Task objective:
Restate the data exactly as given and keep the pictures out.
##### Material for this task #####
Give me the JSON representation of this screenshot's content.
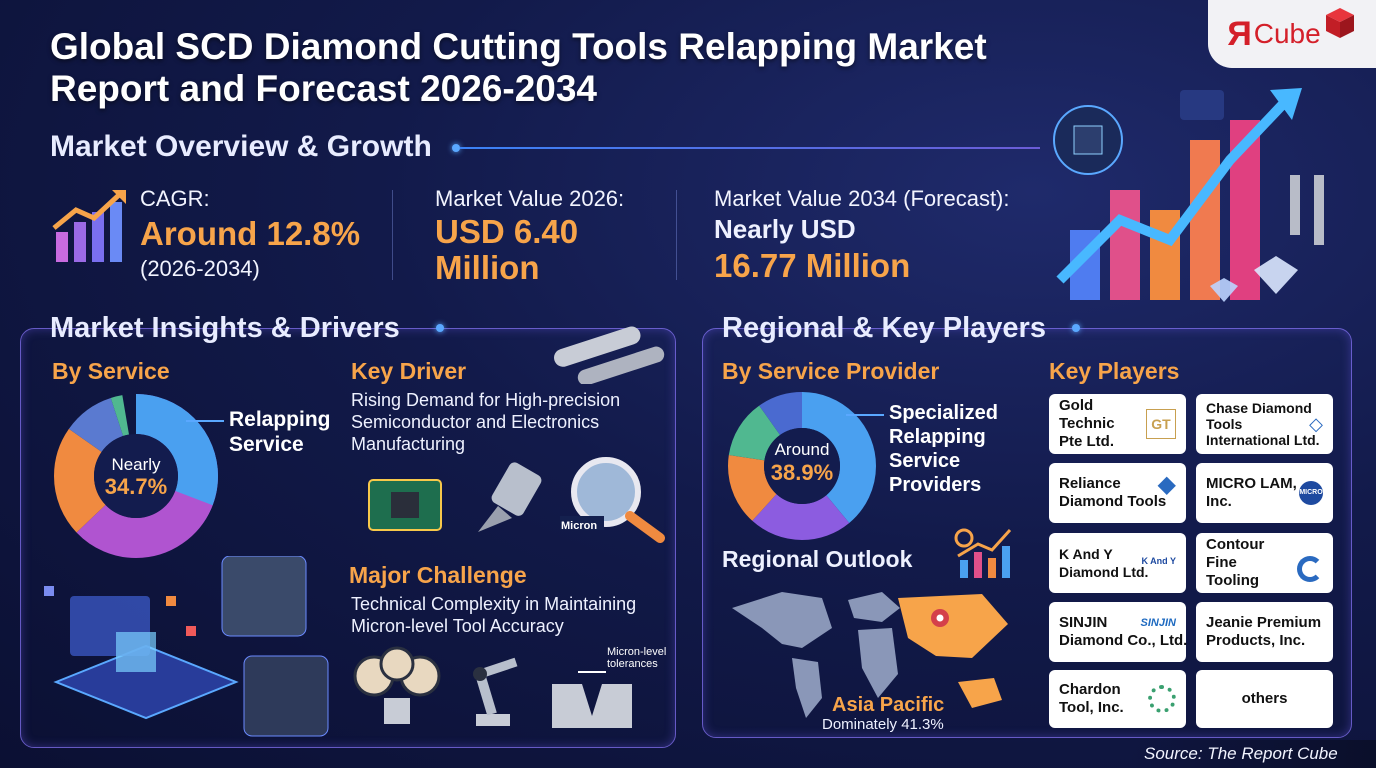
{
  "brand": {
    "logo_mark": "Я",
    "logo_word": "Cube"
  },
  "title": {
    "line1": "Global SCD Diamond Cutting Tools Relapping Market",
    "line2": "Report and Forecast 2026-2034"
  },
  "overview": {
    "heading": "Market Overview & Growth",
    "cagr_label": "CAGR:",
    "cagr_value": "Around 12.8%",
    "cagr_period": "(2026-2034)",
    "mv2026_label": "Market Value 2026:",
    "mv2026_line1": "USD 6.40",
    "mv2026_line2": "Million",
    "mv2034_label": "Market Value 2034 (Forecast):",
    "mv2034_line1": "Nearly USD",
    "mv2034_line2": "16.77 Million"
  },
  "insights": {
    "heading": "Market Insights & Drivers",
    "by_service": "By Service",
    "donut_center_1": "Nearly",
    "donut_center_2": "34.7%",
    "donut_label_1": "Relapping",
    "donut_label_2": "Service",
    "key_driver": "Key Driver",
    "driver_text_1": "Rising Demand for High-precision",
    "driver_text_2": "Semiconductor and Electronics",
    "driver_text_3": "Manufacturing",
    "micron_tag": "Micron",
    "major_challenge": "Major Challenge",
    "challenge_text_1": "Technical Complexity in Maintaining",
    "challenge_text_2": "Micron-level Tool Accuracy",
    "tol_1": "Micron-level",
    "tol_2": "tolerances"
  },
  "regional": {
    "heading": "Regional & Key Players",
    "by_provider": "By Service Provider",
    "donut_center_1": "Around",
    "donut_center_2": "38.9%",
    "donut_label_1": "Specialized",
    "donut_label_2": "Relapping",
    "donut_label_3": "Service",
    "donut_label_4": "Providers",
    "regional_outlook": "Regional Outlook",
    "region_name": "Asia Pacific",
    "region_share": "Dominately 41.3%",
    "key_players": "Key Players",
    "players": [
      {
        "name_1": "Gold Technic",
        "name_2": "Pte Ltd.",
        "logo": "GT"
      },
      {
        "name_1": "Chase Diamond",
        "name_2": "Tools",
        "name_3": "International Ltd.",
        "logo": "diamond-logo"
      },
      {
        "name_1": "Reliance",
        "name_2": "Diamond Tools",
        "logo": "diamond-logo"
      },
      {
        "name_1": "MICRO LAM,",
        "name_2": "Inc.",
        "logo": "MICRO"
      },
      {
        "name_1": "K And Y",
        "name_2": "Diamond Ltd.",
        "logo": "K And Y"
      },
      {
        "name_1": "Contour Fine",
        "name_2": "Tooling",
        "logo": "c-logo"
      },
      {
        "name_1": "SINJIN",
        "name_2": "Diamond Co., Ltd.",
        "logo": "SINJIN"
      },
      {
        "name_1": "Jeanie Premium",
        "name_2": "Products, Inc.",
        "logo": ""
      },
      {
        "name_1": "Chardon",
        "name_2": "Tool, Inc.",
        "logo": "ring-logo"
      },
      {
        "name_1": "others",
        "logo": ""
      }
    ]
  },
  "source": "Source: The Report Cube",
  "colors": {
    "accent": "#f7a44a",
    "panel_border": "#8c78ff",
    "bg": "#121a4a"
  }
}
#####
Response to this exercise:
Give me the JSON representation of this screenshot's content.
{
  "brand": {
    "logo_mark": "Я",
    "logo_word": "Cube"
  },
  "title": {
    "line1": "Global SCD Diamond Cutting Tools Relapping Market",
    "line2": "Report and Forecast 2026-2034"
  },
  "overview": {
    "heading": "Market Overview & Growth",
    "cagr_label": "CAGR:",
    "cagr_value": "Around 12.8%",
    "cagr_period": "(2026-2034)",
    "mv2026_label": "Market Value 2026:",
    "mv2026_line1": "USD 6.40",
    "mv2026_line2": "Million",
    "mv2034_label": "Market Value 2034 (Forecast):",
    "mv2034_line1": "Nearly USD",
    "mv2034_line2": "16.77 Million"
  },
  "insights": {
    "heading": "Market Insights & Drivers",
    "by_service": "By Service",
    "donut_center_1": "Nearly",
    "donut_center_2": "34.7%",
    "donut_label_1": "Relapping",
    "donut_label_2": "Service",
    "key_driver": "Key Driver",
    "driver_text_1": "Rising Demand for High-precision",
    "driver_text_2": "Semiconductor and Electronics",
    "driver_text_3": "Manufacturing",
    "micron_tag": "Micron",
    "major_challenge": "Major Challenge",
    "challenge_text_1": "Technical Complexity in Maintaining",
    "challenge_text_2": "Micron-level Tool Accuracy",
    "tol_1": "Micron-level",
    "tol_2": "tolerances"
  },
  "regional": {
    "heading": "Regional & Key Players",
    "by_provider": "By Service Provider",
    "donut_center_1": "Around",
    "donut_center_2": "38.9%",
    "donut_label_1": "Specialized",
    "donut_label_2": "Relapping",
    "donut_label_3": "Service",
    "donut_label_4": "Providers",
    "regional_outlook": "Regional Outlook",
    "region_name": "Asia Pacific",
    "region_share": "Dominately 41.3%",
    "key_players": "Key Players",
    "players": [
      {
        "name_1": "Gold Technic",
        "name_2": "Pte Ltd.",
        "logo": "GT"
      },
      {
        "name_1": "Chase Diamond",
        "name_2": "Tools",
        "name_3": "International Ltd.",
        "logo": "diamond-logo"
      },
      {
        "name_1": "Reliance",
        "name_2": "Diamond Tools",
        "logo": "diamond-logo"
      },
      {
        "name_1": "MICRO LAM,",
        "name_2": "Inc.",
        "logo": "MICRO"
      },
      {
        "name_1": "K And Y",
        "name_2": "Diamond Ltd.",
        "logo": "K And Y"
      },
      {
        "name_1": "Contour Fine",
        "name_2": "Tooling",
        "logo": "c-logo"
      },
      {
        "name_1": "SINJIN",
        "name_2": "Diamond Co., Ltd.",
        "logo": "SINJIN"
      },
      {
        "name_1": "Jeanie Premium",
        "name_2": "Products, Inc.",
        "logo": ""
      },
      {
        "name_1": "Chardon",
        "name_2": "Tool, Inc.",
        "logo": "ring-logo"
      },
      {
        "name_1": "others",
        "logo": ""
      }
    ]
  },
  "source": "Source: The Report Cube",
  "colors": {
    "accent": "#f7a44a",
    "panel_border": "#8c78ff",
    "bg": "#121a4a"
  }
}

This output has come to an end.